## EXCERPTED RECORDS:
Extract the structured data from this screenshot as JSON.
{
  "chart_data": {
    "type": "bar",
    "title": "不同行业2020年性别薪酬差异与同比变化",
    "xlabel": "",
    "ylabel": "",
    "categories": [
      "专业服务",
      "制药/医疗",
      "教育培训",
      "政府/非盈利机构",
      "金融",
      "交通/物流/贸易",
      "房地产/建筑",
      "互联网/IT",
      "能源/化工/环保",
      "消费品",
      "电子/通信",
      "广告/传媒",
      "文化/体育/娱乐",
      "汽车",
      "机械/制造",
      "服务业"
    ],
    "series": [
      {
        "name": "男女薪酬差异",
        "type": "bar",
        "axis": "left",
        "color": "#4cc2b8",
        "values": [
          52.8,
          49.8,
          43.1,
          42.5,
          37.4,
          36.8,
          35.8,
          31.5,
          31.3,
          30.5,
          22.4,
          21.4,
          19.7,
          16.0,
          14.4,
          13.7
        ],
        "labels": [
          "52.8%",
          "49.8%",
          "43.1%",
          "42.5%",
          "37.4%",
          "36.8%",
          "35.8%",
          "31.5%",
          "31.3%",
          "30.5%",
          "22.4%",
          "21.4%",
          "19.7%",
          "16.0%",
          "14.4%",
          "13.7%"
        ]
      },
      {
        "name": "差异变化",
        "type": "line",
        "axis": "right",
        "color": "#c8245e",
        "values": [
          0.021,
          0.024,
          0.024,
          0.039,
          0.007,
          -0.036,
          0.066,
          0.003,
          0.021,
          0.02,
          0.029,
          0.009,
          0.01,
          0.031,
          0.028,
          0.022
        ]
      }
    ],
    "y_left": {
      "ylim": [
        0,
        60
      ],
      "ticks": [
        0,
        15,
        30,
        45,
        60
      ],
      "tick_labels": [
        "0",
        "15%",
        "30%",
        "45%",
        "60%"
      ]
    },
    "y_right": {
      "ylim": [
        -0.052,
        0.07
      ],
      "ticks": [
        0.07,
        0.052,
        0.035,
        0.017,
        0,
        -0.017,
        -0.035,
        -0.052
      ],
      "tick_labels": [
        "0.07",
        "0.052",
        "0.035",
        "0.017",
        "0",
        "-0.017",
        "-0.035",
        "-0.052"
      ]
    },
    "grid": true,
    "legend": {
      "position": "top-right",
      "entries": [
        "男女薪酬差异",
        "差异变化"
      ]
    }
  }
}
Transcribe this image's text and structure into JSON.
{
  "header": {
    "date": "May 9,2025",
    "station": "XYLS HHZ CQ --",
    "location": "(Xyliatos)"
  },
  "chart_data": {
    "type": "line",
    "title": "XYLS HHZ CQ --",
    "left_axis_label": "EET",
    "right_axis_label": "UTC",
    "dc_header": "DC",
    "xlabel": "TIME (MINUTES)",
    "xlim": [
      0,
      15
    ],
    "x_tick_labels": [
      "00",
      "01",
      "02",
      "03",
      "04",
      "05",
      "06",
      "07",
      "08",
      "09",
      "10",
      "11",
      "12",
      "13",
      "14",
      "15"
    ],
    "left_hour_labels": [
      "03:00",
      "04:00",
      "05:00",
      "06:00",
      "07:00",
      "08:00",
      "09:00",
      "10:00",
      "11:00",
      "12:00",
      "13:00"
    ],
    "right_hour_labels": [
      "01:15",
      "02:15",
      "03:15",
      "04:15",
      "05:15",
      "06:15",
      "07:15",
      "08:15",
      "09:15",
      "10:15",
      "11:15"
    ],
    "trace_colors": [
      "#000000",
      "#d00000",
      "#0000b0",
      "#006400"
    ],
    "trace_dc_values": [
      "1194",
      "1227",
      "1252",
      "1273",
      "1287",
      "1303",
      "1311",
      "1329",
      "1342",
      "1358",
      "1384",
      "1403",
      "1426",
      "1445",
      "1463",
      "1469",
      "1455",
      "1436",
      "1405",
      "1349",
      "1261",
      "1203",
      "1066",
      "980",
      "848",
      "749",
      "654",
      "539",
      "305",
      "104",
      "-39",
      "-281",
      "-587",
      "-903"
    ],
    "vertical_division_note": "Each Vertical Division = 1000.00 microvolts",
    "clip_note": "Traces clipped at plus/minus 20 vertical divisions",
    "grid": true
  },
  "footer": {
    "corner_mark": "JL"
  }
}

* * *

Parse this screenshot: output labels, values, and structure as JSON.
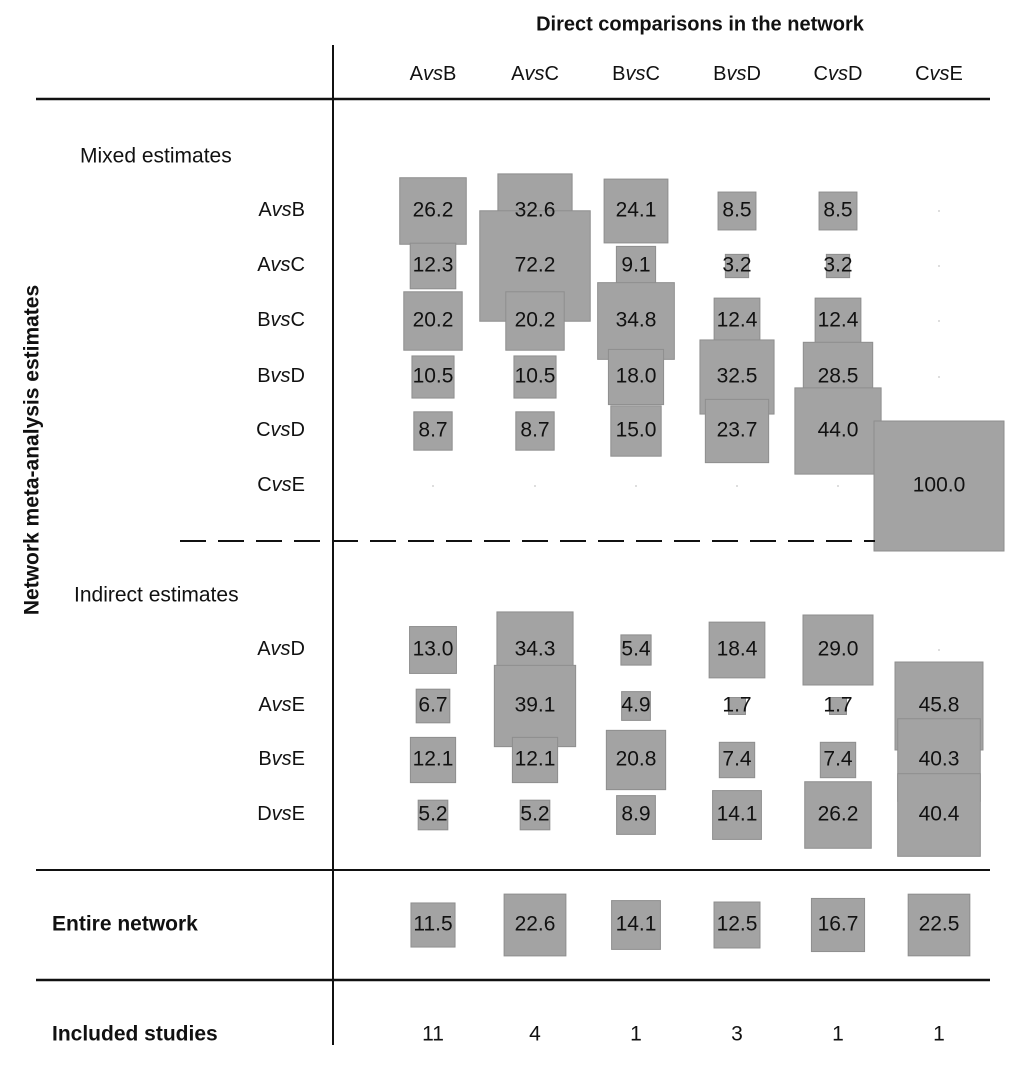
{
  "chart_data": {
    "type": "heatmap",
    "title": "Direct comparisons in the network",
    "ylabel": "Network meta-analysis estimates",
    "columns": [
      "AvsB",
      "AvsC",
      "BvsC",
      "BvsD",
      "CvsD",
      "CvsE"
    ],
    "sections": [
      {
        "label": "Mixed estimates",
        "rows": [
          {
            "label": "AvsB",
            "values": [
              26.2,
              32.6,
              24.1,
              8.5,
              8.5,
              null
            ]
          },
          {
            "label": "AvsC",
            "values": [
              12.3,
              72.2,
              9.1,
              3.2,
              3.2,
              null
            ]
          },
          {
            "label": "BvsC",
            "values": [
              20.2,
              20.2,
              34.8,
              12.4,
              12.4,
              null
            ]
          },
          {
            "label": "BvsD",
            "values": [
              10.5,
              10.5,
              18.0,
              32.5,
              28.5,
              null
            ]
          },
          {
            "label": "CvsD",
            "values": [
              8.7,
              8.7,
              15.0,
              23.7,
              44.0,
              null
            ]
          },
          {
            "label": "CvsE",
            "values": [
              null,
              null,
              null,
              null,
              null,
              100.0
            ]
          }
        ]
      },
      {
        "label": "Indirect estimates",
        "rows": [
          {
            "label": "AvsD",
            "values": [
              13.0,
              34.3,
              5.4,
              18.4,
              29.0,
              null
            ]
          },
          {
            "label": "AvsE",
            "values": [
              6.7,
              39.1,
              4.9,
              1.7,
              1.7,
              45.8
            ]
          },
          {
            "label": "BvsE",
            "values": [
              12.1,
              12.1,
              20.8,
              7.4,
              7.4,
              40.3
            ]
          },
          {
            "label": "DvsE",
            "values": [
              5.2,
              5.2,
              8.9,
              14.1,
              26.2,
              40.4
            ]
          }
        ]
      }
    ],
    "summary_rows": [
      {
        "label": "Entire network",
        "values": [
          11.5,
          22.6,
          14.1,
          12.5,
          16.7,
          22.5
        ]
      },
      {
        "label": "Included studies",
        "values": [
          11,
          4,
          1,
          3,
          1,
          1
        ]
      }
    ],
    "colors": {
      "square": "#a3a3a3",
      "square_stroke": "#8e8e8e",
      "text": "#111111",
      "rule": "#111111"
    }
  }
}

## DO THIS:
Give the number of lines in the listing above that hold the string "JSON", with nothing else.

## TASK RESULT:
3